Goal of the exercise |
Go through the records and show each line where the word "time" occurs.

Data shown |
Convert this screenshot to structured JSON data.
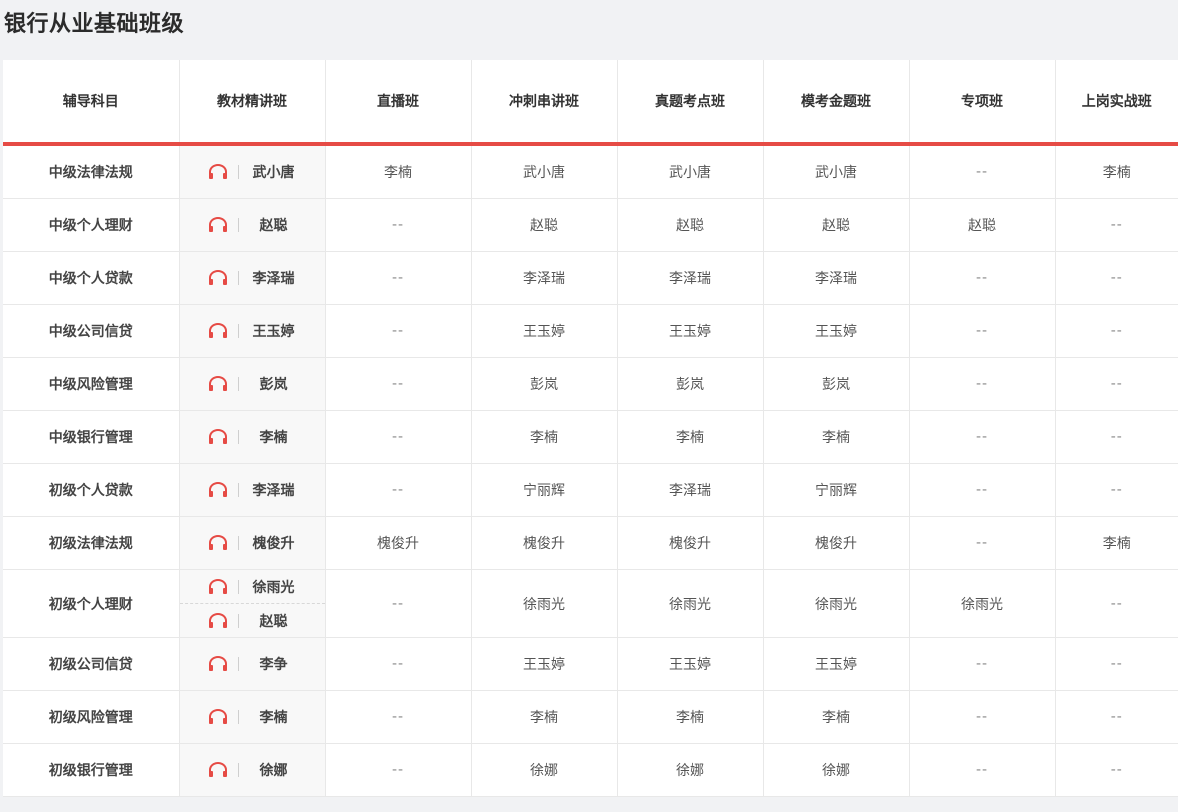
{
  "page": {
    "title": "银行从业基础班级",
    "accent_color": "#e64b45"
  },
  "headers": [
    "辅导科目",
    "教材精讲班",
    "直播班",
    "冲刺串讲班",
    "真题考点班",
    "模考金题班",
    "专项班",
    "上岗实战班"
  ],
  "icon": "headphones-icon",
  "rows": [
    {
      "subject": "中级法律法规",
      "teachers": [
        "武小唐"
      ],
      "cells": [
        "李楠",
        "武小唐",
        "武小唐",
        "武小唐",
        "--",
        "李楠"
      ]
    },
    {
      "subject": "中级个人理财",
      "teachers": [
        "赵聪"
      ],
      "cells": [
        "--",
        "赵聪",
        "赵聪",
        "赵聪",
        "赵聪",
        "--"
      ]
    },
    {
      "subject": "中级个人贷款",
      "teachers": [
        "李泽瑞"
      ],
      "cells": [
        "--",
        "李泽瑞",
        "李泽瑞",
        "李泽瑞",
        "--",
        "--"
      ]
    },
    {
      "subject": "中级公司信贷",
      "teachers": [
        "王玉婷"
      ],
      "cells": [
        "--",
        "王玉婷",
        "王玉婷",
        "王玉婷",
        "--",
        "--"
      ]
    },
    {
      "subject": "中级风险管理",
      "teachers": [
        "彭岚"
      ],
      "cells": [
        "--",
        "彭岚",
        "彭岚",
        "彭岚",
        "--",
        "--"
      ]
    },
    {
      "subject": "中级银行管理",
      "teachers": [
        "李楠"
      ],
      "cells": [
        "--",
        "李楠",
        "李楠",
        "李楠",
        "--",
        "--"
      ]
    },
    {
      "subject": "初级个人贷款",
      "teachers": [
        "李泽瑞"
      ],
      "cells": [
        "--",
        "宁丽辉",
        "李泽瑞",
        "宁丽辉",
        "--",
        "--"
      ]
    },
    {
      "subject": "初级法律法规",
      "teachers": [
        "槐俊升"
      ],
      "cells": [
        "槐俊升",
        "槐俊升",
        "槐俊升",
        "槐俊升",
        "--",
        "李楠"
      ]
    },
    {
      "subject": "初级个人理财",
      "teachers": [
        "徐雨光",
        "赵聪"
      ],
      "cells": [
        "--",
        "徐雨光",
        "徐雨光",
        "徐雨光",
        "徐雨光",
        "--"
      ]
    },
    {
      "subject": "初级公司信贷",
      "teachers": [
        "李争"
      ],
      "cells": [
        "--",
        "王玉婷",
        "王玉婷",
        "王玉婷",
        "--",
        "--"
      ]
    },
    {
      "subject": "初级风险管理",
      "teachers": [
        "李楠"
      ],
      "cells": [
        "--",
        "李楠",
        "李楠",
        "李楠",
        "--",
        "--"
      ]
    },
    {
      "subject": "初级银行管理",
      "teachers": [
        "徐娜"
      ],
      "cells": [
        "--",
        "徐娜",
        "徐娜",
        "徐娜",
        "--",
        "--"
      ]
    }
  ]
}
...
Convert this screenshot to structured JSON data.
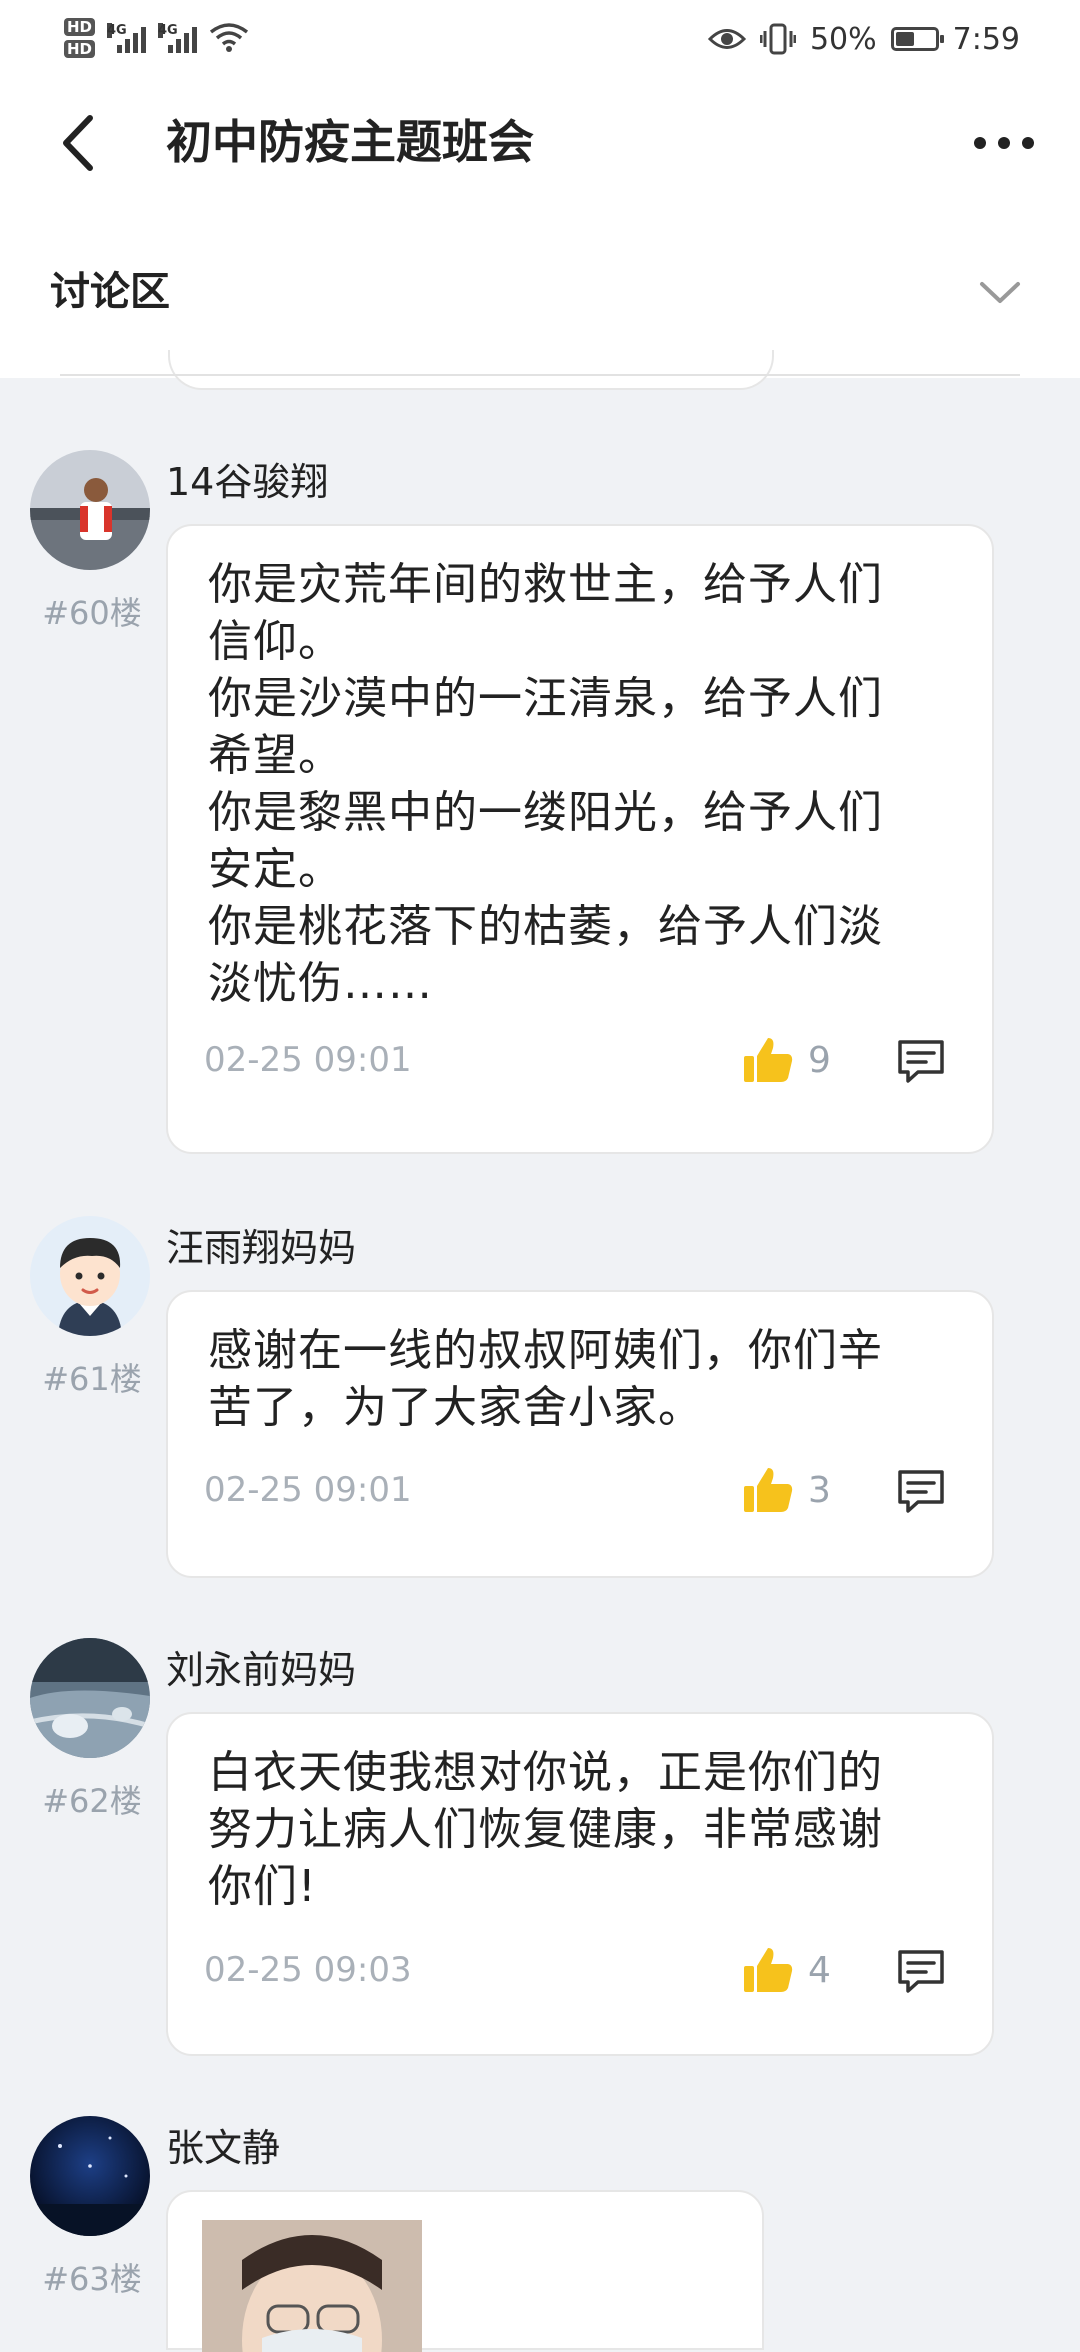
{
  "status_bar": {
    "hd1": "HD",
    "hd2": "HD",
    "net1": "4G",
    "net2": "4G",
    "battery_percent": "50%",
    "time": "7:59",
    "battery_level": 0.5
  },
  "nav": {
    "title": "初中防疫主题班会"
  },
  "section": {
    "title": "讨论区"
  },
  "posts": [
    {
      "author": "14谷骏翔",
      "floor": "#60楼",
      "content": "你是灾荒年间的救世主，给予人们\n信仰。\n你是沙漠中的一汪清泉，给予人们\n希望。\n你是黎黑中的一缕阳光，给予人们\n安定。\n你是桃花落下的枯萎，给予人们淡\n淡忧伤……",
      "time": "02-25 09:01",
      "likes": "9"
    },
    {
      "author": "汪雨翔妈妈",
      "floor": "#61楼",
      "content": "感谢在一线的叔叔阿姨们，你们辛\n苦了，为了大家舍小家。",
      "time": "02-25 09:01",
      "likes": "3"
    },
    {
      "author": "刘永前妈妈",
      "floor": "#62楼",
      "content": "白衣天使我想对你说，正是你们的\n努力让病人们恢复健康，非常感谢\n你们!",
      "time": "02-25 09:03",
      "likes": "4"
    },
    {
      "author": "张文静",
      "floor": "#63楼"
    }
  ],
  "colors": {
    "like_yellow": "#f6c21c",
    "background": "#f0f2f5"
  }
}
--
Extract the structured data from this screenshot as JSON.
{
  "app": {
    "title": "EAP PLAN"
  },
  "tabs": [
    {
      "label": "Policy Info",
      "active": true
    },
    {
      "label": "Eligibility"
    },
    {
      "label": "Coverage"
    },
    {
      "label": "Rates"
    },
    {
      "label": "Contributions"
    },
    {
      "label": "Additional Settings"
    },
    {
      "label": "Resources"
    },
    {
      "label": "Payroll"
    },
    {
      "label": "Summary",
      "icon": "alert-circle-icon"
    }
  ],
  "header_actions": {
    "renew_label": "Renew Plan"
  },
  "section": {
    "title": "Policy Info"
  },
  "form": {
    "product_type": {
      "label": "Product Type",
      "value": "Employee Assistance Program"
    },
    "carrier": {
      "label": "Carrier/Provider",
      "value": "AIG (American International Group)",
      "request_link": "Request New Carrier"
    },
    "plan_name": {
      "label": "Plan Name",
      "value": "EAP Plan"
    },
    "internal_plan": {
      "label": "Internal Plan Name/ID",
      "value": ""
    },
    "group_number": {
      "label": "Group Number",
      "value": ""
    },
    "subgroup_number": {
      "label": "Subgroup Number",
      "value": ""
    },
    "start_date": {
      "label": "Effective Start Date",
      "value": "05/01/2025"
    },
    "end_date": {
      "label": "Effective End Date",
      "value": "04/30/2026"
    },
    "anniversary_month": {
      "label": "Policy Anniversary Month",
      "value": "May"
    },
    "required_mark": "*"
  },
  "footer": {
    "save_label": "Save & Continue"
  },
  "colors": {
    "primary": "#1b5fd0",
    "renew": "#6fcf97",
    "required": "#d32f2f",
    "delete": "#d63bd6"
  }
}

Output of the task |
    "time": "7:59",
      "time": "02-25 09:01",
      "time": "02-25 09:01",
      "time": "02-25 09:03",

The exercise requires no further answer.